## Data to use:
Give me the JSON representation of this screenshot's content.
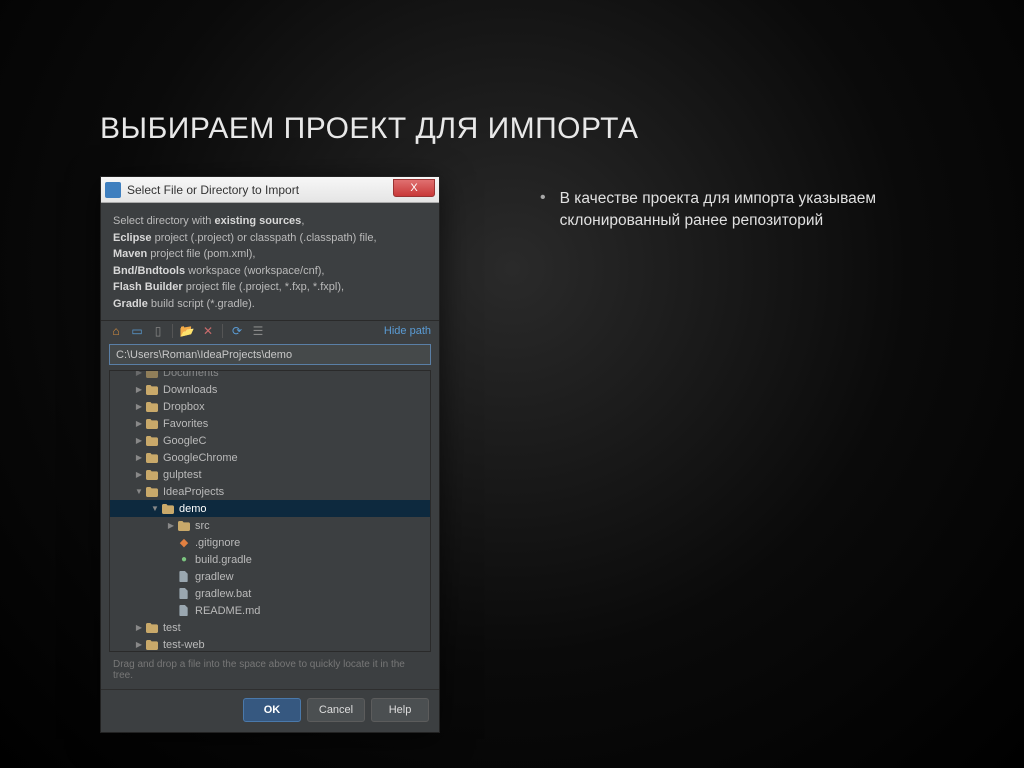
{
  "slide": {
    "title": "ВЫБИРАЕМ ПРОЕКТ ДЛЯ ИМПОРТА",
    "bullet_text": "В качестве проекта для импорта указываем склонированный ранее репозиторий"
  },
  "dialog": {
    "title": "Select File or Directory to Import",
    "close_label": "X",
    "description": {
      "line1_prefix": "Select directory with ",
      "line1_bold": "existing sources",
      "line1_suffix": ",",
      "line2_bold": "Eclipse",
      "line2_rest": " project (.project) or classpath (.classpath) file,",
      "line3_bold": "Maven",
      "line3_rest": " project file (pom.xml),",
      "line4_bold": "Bnd/Bndtools",
      "line4_rest": " workspace (workspace/cnf),",
      "line5_bold": "Flash Builder",
      "line5_rest": " project file (.project, *.fxp, *.fxpl),",
      "line6_bold": "Gradle",
      "line6_rest": " build script (*.gradle)."
    },
    "hide_path": "Hide path",
    "path_value": "C:\\Users\\Roman\\IdeaProjects\\demo",
    "tree": [
      {
        "indent": 1,
        "arrow": "▶",
        "icon": "folder",
        "label": "Documents",
        "cut": true
      },
      {
        "indent": 1,
        "arrow": "▶",
        "icon": "folder",
        "label": "Downloads"
      },
      {
        "indent": 1,
        "arrow": "▶",
        "icon": "folder",
        "label": "Dropbox"
      },
      {
        "indent": 1,
        "arrow": "▶",
        "icon": "folder",
        "label": "Favorites"
      },
      {
        "indent": 1,
        "arrow": "▶",
        "icon": "folder",
        "label": "GoogleC"
      },
      {
        "indent": 1,
        "arrow": "▶",
        "icon": "folder",
        "label": "GoogleChrome"
      },
      {
        "indent": 1,
        "arrow": "▶",
        "icon": "folder",
        "label": "gulptest"
      },
      {
        "indent": 1,
        "arrow": "▼",
        "icon": "folder",
        "label": "IdeaProjects"
      },
      {
        "indent": 2,
        "arrow": "▼",
        "icon": "folder",
        "label": "demo",
        "selected": true
      },
      {
        "indent": 3,
        "arrow": "▶",
        "icon": "folder",
        "label": "src"
      },
      {
        "indent": 3,
        "arrow": "",
        "icon": "git",
        "label": ".gitignore"
      },
      {
        "indent": 3,
        "arrow": "",
        "icon": "gradle",
        "label": "build.gradle"
      },
      {
        "indent": 3,
        "arrow": "",
        "icon": "file",
        "label": "gradlew"
      },
      {
        "indent": 3,
        "arrow": "",
        "icon": "file",
        "label": "gradlew.bat"
      },
      {
        "indent": 3,
        "arrow": "",
        "icon": "file",
        "label": "README.md"
      },
      {
        "indent": 1,
        "arrow": "▶",
        "icon": "folder",
        "label": "test"
      },
      {
        "indent": 1,
        "arrow": "▶",
        "icon": "folder",
        "label": "test-web"
      }
    ],
    "hint": "Drag and drop a file into the space above to quickly locate it in the tree.",
    "buttons": {
      "ok": "OK",
      "cancel": "Cancel",
      "help": "Help"
    }
  },
  "icons": {
    "home": "⌂",
    "module": "▭",
    "cut": "✂",
    "newfolder": "📁",
    "delete": "✕",
    "refresh": "⟳",
    "expand": "☰"
  }
}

## Problem to work on:
Copy the records exactly. Skip the pictures.

## The completed task:
Give me the JSON representation of this screenshot's content.
{
  "slide": {
    "title": "ВЫБИРАЕМ ПРОЕКТ ДЛЯ ИМПОРТА",
    "bullet_text": "В качестве проекта для импорта указываем склонированный ранее репозиторий"
  },
  "dialog": {
    "title": "Select File or Directory to Import",
    "close_label": "X",
    "description": {
      "line1_prefix": "Select directory with ",
      "line1_bold": "existing sources",
      "line1_suffix": ",",
      "line2_bold": "Eclipse",
      "line2_rest": " project (.project) or classpath (.classpath) file,",
      "line3_bold": "Maven",
      "line3_rest": " project file (pom.xml),",
      "line4_bold": "Bnd/Bndtools",
      "line4_rest": " workspace (workspace/cnf),",
      "line5_bold": "Flash Builder",
      "line5_rest": " project file (.project, *.fxp, *.fxpl),",
      "line6_bold": "Gradle",
      "line6_rest": " build script (*.gradle)."
    },
    "hide_path": "Hide path",
    "path_value": "C:\\Users\\Roman\\IdeaProjects\\demo",
    "tree": [
      {
        "indent": 1,
        "arrow": "▶",
        "icon": "folder",
        "label": "Documents",
        "cut": true
      },
      {
        "indent": 1,
        "arrow": "▶",
        "icon": "folder",
        "label": "Downloads"
      },
      {
        "indent": 1,
        "arrow": "▶",
        "icon": "folder",
        "label": "Dropbox"
      },
      {
        "indent": 1,
        "arrow": "▶",
        "icon": "folder",
        "label": "Favorites"
      },
      {
        "indent": 1,
        "arrow": "▶",
        "icon": "folder",
        "label": "GoogleC"
      },
      {
        "indent": 1,
        "arrow": "▶",
        "icon": "folder",
        "label": "GoogleChrome"
      },
      {
        "indent": 1,
        "arrow": "▶",
        "icon": "folder",
        "label": "gulptest"
      },
      {
        "indent": 1,
        "arrow": "▼",
        "icon": "folder",
        "label": "IdeaProjects"
      },
      {
        "indent": 2,
        "arrow": "▼",
        "icon": "folder",
        "label": "demo",
        "selected": true
      },
      {
        "indent": 3,
        "arrow": "▶",
        "icon": "folder",
        "label": "src"
      },
      {
        "indent": 3,
        "arrow": "",
        "icon": "git",
        "label": ".gitignore"
      },
      {
        "indent": 3,
        "arrow": "",
        "icon": "gradle",
        "label": "build.gradle"
      },
      {
        "indent": 3,
        "arrow": "",
        "icon": "file",
        "label": "gradlew"
      },
      {
        "indent": 3,
        "arrow": "",
        "icon": "file",
        "label": "gradlew.bat"
      },
      {
        "indent": 3,
        "arrow": "",
        "icon": "file",
        "label": "README.md"
      },
      {
        "indent": 1,
        "arrow": "▶",
        "icon": "folder",
        "label": "test"
      },
      {
        "indent": 1,
        "arrow": "▶",
        "icon": "folder",
        "label": "test-web"
      }
    ],
    "hint": "Drag and drop a file into the space above to quickly locate it in the tree.",
    "buttons": {
      "ok": "OK",
      "cancel": "Cancel",
      "help": "Help"
    }
  },
  "icons": {
    "home": "⌂",
    "module": "▭",
    "cut": "✂",
    "newfolder": "📁",
    "delete": "✕",
    "refresh": "⟳",
    "expand": "☰"
  }
}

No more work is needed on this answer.